_Available data_
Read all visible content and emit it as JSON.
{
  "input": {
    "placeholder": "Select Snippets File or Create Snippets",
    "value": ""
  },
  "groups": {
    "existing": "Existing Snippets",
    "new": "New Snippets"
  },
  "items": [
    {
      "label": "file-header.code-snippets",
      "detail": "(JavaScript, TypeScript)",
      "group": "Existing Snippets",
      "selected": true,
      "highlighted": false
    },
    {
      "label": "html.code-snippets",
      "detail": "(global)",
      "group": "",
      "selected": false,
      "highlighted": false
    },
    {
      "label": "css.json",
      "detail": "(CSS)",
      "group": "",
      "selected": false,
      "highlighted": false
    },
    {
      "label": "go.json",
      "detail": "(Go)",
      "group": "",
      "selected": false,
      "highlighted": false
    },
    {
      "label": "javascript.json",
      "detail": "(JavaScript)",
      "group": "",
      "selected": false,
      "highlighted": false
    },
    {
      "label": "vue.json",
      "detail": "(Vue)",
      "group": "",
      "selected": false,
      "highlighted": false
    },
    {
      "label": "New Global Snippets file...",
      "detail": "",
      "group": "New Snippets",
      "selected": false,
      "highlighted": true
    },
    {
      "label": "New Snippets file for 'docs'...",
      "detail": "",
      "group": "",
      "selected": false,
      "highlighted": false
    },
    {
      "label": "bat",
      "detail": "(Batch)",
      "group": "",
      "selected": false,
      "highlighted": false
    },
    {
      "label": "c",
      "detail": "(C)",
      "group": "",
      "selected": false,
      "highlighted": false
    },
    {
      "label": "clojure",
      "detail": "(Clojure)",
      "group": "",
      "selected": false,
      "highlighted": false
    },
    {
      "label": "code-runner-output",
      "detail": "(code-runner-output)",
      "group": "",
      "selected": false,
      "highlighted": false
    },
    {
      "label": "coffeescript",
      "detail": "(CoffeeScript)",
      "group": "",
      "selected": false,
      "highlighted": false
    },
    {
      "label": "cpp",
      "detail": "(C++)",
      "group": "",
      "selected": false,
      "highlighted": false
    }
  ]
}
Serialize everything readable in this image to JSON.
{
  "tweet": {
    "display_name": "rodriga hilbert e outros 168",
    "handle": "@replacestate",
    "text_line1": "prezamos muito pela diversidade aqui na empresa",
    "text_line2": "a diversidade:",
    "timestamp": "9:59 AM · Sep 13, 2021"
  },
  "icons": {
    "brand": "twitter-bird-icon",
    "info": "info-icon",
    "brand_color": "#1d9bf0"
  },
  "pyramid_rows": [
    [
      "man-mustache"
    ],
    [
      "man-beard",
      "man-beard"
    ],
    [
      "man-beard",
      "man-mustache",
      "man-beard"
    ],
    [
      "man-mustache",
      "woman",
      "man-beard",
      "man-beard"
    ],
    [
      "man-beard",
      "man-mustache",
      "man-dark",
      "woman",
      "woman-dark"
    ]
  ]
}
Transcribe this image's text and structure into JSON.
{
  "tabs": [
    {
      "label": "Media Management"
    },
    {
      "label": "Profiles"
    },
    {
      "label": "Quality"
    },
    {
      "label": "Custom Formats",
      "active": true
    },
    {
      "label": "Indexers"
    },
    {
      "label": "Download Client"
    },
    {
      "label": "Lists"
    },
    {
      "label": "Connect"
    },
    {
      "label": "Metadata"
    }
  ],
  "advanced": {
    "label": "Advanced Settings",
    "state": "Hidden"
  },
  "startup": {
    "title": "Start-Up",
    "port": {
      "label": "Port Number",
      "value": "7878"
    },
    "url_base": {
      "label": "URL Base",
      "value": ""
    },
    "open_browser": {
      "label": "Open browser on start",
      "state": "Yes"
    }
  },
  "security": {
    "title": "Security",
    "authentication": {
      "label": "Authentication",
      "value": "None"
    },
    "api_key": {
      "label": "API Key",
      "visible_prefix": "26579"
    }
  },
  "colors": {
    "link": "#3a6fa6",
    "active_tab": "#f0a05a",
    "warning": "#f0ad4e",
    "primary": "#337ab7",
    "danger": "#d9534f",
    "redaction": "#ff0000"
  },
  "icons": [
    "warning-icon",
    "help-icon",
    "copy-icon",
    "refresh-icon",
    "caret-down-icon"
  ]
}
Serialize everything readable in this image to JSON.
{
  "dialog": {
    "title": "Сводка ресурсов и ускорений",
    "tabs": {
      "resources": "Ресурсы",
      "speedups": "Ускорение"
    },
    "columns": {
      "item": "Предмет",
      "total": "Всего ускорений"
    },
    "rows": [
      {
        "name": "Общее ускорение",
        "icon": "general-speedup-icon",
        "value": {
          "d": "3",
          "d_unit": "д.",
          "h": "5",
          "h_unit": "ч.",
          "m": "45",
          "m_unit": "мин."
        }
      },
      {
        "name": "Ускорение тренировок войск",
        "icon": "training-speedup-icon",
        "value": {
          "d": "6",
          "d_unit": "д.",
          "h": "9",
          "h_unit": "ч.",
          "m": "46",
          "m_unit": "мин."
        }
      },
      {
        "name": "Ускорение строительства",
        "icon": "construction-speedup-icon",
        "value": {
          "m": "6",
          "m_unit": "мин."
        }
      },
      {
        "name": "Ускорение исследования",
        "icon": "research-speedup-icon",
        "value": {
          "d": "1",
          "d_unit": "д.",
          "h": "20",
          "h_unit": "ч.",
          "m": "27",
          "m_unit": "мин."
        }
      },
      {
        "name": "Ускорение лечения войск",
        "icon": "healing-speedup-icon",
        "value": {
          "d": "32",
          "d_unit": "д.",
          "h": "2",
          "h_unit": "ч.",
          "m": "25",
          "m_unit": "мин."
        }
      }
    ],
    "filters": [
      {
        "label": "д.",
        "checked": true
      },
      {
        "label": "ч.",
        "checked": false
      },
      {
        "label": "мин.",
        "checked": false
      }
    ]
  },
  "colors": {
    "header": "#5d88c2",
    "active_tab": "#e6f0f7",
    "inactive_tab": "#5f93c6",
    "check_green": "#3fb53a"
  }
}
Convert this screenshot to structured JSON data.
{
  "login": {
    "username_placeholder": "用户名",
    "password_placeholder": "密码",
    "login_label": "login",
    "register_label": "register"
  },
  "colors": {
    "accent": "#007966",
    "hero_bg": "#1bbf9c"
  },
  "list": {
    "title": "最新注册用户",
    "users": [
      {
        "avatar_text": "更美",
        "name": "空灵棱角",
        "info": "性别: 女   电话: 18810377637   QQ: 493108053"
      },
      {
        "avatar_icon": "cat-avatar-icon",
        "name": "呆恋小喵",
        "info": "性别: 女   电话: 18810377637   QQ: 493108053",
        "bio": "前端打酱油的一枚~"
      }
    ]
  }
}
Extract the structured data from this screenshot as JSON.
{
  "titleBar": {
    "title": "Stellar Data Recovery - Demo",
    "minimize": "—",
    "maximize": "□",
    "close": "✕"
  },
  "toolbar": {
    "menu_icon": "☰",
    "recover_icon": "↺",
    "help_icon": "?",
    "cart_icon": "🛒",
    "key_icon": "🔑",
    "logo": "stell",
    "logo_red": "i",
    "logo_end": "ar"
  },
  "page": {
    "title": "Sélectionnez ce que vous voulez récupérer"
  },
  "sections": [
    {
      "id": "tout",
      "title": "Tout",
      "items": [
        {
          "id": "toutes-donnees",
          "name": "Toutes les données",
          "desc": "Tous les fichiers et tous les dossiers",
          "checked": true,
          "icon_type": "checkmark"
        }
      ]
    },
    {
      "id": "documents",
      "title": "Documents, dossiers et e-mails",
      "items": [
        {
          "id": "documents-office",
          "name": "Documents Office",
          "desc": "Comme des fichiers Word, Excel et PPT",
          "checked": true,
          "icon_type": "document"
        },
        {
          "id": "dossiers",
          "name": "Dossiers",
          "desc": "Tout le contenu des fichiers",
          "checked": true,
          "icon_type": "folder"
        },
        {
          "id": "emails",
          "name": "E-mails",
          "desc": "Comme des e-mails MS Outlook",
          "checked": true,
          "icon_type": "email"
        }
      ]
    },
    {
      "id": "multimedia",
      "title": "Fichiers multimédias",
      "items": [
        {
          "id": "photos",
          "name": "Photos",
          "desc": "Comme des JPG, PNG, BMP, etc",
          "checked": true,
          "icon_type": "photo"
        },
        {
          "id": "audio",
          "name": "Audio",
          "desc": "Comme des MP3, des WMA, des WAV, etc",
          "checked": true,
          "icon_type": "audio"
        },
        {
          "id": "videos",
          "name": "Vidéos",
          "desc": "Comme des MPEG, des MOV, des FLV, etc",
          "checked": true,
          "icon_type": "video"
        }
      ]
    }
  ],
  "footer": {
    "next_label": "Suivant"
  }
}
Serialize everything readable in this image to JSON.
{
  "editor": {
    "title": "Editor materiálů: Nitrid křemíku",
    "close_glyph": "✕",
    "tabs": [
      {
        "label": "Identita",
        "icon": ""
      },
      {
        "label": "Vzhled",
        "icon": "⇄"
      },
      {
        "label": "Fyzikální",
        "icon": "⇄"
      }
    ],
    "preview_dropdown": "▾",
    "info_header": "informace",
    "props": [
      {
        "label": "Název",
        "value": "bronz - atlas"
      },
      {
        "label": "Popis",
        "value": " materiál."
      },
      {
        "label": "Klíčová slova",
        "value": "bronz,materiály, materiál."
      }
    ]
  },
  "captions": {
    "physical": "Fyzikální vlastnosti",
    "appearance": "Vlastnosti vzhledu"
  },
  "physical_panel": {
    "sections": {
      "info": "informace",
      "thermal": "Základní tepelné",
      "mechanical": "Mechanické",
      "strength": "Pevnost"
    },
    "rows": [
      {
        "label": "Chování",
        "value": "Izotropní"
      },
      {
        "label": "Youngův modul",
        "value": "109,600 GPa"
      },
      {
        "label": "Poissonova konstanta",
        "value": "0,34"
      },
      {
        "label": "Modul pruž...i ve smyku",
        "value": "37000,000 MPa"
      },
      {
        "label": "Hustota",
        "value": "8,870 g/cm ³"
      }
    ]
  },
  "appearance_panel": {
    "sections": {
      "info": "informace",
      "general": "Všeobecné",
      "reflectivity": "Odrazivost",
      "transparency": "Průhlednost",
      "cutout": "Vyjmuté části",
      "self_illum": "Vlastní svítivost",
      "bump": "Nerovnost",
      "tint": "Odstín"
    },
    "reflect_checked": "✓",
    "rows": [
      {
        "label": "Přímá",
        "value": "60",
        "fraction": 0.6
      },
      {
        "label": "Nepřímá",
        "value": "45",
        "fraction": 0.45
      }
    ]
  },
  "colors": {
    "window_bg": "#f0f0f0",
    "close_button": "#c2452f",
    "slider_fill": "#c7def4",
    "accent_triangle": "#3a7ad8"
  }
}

_Short task_
Copy every line in the records above that contains the word "ускорений".

_Written solution_
    "title": "Сводка ресурсов и ускорений",
      "total": "Всего ускорений"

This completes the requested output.